> _Problem requirements_
Where does the string "комбинированные" appear? Copy every line of the entries below that holds it.

> _Entries shown_
○ ○ ○ ○ ○

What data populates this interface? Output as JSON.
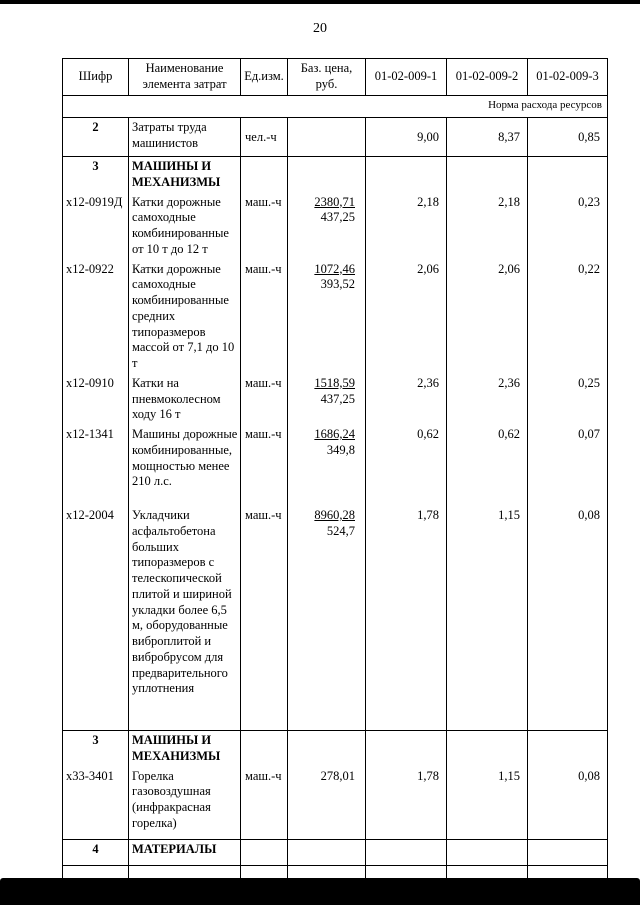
{
  "page": {
    "number": "20"
  },
  "table": {
    "headers": [
      "Шифр",
      "Наименование элемента затрат",
      "Ед.изм.",
      "Баз. цена, руб.",
      "01-02-009-1",
      "01-02-009-2",
      "01-02-009-3"
    ],
    "subheader": "Норма расхода ресурсов",
    "row2": {
      "code": "2",
      "name": "Затраты труда машинистов",
      "unit": "чел.-ч",
      "v1": "9,00",
      "v2": "8,37",
      "v3": "0,85"
    },
    "blocks": [
      {
        "code": "3",
        "title": "МАШИНЫ И МЕХАНИЗМЫ",
        "items": [
          {
            "code": "х12-0919Д",
            "name": "Катки дорожные самоходные комбинированные от 10 т до 12 т",
            "unit": "маш.-ч",
            "price_num": "2380,71",
            "price_den": "437,25",
            "v1": "2,18",
            "v2": "2,18",
            "v3": "0,23"
          },
          {
            "code": "х12-0922",
            "name": "Катки дорожные самоходные комбинированные средних типоразмеров массой от 7,1 до 10 т",
            "unit": "маш.-ч",
            "price_num": "1072,46",
            "price_den": "393,52",
            "v1": "2,06",
            "v2": "2,06",
            "v3": "0,22"
          },
          {
            "code": "х12-0910",
            "name": "Катки на пневмоколесном ходу 16 т",
            "unit": "маш.-ч",
            "price_num": "1518,59",
            "price_den": "437,25",
            "v1": "2,36",
            "v2": "2,36",
            "v3": "0,25"
          },
          {
            "code": "х12-1341",
            "name": "Машины дорожные комбинированные, мощностью менее 210 л.с.",
            "unit": "маш.-ч",
            "price_num": "1686,24",
            "price_den": "349,8",
            "v1": "0,62",
            "v2": "0,62",
            "v3": "0,07"
          },
          {
            "code": "х12-2004",
            "name": "Укладчики асфальтобетона больших типоразмеров с телескопической плитой и шириной укладки более 6,5 м, оборудованные виброплитой и вибробрусом для предварительного уплотнения",
            "unit": "маш.-ч",
            "price_num": "8960,28",
            "price_den": "524,7",
            "v1": "1,78",
            "v2": "1,15",
            "v3": "0,08"
          }
        ]
      },
      {
        "code": "3",
        "title": "МАШИНЫ И МЕХАНИЗМЫ",
        "items": [
          {
            "code": "х33-3401",
            "name": "Горелка газовоздушная (инфракрасная горелка)",
            "unit": "маш.-ч",
            "price_num": "278,01",
            "price_den": "",
            "v1": "1,78",
            "v2": "1,15",
            "v3": "0,08"
          }
        ]
      }
    ],
    "row4": {
      "code": "4",
      "name": "МАТЕРИАЛЫ"
    }
  }
}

○ ○ ○ ○ ○

> _Result for this task_
            "name": "Катки дорожные самоходные комбинированные от 10 т до 12 т",
            "name": "Катки дорожные самоходные комбинированные средних типоразмеров массой от 7,1 до 10 т",
            "name": "Машины дорожные комбинированные, мощностью менее 210 л.с.",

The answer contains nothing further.